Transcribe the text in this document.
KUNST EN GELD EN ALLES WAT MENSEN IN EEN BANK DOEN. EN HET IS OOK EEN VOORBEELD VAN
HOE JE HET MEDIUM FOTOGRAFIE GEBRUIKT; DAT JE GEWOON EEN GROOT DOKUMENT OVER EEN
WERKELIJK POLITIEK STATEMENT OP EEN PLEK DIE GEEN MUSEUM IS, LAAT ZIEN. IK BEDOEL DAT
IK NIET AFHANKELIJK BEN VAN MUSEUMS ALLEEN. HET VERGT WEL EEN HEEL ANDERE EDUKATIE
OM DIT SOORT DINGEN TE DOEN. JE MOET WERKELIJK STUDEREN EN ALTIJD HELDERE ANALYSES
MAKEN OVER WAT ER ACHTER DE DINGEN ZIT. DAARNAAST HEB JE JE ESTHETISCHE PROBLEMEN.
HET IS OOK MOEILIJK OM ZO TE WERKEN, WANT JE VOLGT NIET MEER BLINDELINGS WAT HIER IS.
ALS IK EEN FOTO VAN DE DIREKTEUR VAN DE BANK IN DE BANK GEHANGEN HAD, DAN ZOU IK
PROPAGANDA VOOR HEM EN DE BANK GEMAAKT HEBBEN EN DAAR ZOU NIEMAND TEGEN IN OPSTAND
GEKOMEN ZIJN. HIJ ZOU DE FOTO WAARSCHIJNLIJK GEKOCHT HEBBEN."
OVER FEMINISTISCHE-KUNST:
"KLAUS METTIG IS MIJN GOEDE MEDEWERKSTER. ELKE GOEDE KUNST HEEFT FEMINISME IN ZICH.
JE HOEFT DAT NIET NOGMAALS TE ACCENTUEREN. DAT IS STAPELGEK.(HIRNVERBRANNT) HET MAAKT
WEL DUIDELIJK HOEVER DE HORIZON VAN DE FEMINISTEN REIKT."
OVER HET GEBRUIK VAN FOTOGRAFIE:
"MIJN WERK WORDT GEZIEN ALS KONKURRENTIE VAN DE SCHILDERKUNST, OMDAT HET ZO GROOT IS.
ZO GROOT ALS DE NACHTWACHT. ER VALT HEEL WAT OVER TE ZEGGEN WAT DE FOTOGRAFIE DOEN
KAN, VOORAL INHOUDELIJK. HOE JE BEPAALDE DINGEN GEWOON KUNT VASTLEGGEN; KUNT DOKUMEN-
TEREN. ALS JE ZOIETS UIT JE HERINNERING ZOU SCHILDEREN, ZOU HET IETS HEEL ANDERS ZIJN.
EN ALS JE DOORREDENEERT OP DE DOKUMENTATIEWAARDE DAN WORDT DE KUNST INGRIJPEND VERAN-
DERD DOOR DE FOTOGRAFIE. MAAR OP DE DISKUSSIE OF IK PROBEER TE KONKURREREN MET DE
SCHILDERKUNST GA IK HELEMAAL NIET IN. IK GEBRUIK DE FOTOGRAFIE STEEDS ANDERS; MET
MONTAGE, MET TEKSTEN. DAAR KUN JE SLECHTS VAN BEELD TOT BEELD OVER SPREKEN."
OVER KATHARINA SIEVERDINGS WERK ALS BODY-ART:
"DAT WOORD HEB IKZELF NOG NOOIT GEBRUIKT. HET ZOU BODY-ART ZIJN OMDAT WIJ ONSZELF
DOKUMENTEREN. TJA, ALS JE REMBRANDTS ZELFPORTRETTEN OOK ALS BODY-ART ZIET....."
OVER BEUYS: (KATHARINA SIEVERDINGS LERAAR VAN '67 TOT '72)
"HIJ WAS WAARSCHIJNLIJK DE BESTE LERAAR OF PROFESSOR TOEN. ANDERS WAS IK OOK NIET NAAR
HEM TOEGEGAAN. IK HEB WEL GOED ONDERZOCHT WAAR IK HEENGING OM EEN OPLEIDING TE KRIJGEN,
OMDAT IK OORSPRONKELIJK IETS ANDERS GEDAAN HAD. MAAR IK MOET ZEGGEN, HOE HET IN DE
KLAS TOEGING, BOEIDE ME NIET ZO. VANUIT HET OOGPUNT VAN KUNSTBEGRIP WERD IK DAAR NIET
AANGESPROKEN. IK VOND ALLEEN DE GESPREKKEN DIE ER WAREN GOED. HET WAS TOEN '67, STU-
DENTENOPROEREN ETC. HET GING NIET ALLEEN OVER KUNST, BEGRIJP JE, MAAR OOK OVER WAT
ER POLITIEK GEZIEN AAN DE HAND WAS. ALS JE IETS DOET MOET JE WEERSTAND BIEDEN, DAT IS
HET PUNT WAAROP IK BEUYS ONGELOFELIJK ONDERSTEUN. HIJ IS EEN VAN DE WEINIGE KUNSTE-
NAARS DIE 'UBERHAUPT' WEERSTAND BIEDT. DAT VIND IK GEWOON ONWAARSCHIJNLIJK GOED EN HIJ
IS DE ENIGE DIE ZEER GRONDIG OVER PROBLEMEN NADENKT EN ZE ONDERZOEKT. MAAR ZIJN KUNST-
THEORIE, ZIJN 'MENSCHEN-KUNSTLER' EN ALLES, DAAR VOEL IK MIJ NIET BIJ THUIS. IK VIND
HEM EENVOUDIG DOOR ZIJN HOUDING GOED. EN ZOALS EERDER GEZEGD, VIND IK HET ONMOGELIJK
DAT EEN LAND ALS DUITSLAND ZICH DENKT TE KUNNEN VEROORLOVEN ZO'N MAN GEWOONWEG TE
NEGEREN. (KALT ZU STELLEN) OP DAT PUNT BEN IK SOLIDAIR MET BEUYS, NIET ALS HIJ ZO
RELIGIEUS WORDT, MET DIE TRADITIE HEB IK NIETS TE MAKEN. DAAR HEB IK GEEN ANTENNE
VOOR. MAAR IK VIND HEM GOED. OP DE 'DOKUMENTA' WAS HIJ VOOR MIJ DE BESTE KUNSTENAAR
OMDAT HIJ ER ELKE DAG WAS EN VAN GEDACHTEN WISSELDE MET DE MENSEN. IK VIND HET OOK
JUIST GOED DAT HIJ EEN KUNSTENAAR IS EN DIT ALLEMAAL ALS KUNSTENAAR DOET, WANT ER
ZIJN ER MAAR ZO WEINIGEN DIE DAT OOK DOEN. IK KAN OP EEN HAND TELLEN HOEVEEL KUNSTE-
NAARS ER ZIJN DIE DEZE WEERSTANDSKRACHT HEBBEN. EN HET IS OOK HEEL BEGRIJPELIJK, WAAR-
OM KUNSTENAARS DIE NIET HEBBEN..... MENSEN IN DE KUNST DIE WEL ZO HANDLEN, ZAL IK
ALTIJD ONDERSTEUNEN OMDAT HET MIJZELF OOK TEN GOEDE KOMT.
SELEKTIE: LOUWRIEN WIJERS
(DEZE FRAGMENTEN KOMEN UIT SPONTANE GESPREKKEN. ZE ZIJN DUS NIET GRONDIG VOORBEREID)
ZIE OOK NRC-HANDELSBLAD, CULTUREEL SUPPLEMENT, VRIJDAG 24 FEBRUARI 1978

## Stated goal
Above are the entries; count how many of their lines contain the word "DINGEN" and give only that number.

## Output of the task
3